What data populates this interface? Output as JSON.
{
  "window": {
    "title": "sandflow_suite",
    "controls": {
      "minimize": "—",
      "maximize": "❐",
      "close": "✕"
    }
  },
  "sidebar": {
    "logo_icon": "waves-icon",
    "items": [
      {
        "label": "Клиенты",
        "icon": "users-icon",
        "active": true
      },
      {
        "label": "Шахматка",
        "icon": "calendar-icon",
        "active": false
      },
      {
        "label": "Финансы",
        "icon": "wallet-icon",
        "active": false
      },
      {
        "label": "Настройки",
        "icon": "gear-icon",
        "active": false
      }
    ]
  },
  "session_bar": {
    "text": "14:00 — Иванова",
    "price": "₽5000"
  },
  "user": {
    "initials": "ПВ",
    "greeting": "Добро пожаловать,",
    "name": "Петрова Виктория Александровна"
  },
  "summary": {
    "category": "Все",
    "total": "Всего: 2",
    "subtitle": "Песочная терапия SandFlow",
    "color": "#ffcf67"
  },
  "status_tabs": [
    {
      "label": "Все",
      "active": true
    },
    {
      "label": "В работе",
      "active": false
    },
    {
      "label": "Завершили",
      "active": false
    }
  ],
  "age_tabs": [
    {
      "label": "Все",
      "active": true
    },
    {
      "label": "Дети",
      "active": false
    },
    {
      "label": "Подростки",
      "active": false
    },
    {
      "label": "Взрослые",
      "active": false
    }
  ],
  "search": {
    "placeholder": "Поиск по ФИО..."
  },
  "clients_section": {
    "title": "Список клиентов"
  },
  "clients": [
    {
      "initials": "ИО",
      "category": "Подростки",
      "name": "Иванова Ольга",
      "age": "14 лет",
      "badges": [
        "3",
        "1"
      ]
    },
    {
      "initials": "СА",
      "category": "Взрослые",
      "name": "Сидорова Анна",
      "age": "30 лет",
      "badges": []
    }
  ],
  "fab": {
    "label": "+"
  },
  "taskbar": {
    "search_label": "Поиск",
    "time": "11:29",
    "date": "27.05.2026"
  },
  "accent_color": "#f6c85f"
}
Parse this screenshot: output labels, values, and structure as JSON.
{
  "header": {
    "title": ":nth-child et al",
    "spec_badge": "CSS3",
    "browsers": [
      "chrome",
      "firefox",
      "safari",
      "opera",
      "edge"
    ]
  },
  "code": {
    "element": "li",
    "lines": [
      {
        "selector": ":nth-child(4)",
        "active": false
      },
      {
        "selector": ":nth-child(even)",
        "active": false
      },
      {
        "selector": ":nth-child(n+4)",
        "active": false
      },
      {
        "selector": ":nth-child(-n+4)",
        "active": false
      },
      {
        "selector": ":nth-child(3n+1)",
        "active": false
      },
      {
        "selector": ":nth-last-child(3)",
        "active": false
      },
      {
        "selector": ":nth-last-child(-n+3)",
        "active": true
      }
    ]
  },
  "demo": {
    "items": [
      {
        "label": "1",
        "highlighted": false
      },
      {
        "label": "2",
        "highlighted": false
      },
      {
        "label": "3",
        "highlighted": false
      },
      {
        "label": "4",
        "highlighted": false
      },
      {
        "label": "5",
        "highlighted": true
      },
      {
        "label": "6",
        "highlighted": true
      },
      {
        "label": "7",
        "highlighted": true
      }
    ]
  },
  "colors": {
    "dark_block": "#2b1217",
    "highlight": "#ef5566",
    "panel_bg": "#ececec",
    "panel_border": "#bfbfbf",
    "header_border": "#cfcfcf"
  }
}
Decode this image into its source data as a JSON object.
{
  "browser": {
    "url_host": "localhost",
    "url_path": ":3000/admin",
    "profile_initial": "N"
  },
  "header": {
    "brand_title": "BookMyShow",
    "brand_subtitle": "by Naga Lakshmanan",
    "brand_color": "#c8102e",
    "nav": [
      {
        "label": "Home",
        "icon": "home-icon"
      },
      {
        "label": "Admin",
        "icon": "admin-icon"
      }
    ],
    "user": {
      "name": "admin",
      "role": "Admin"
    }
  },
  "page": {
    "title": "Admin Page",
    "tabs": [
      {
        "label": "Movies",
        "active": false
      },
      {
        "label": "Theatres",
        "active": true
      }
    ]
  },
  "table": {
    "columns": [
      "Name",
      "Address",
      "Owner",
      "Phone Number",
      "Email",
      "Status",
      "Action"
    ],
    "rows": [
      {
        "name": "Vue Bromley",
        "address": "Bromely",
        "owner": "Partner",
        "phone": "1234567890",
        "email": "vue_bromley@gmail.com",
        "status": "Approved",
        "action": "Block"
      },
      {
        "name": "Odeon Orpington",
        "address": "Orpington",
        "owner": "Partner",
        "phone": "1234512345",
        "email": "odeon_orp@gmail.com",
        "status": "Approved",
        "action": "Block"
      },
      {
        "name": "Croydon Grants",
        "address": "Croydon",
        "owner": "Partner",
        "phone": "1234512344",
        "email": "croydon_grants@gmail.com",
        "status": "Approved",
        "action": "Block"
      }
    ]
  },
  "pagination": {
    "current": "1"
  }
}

**Given request**
List the lines of the entries that include "JSON".

**Output of the task**
What data populates this interface? Output as JSON.
Parse this screenshot: output labels, values, and structure as JSON.
Decode this image into its source data as a JSON object.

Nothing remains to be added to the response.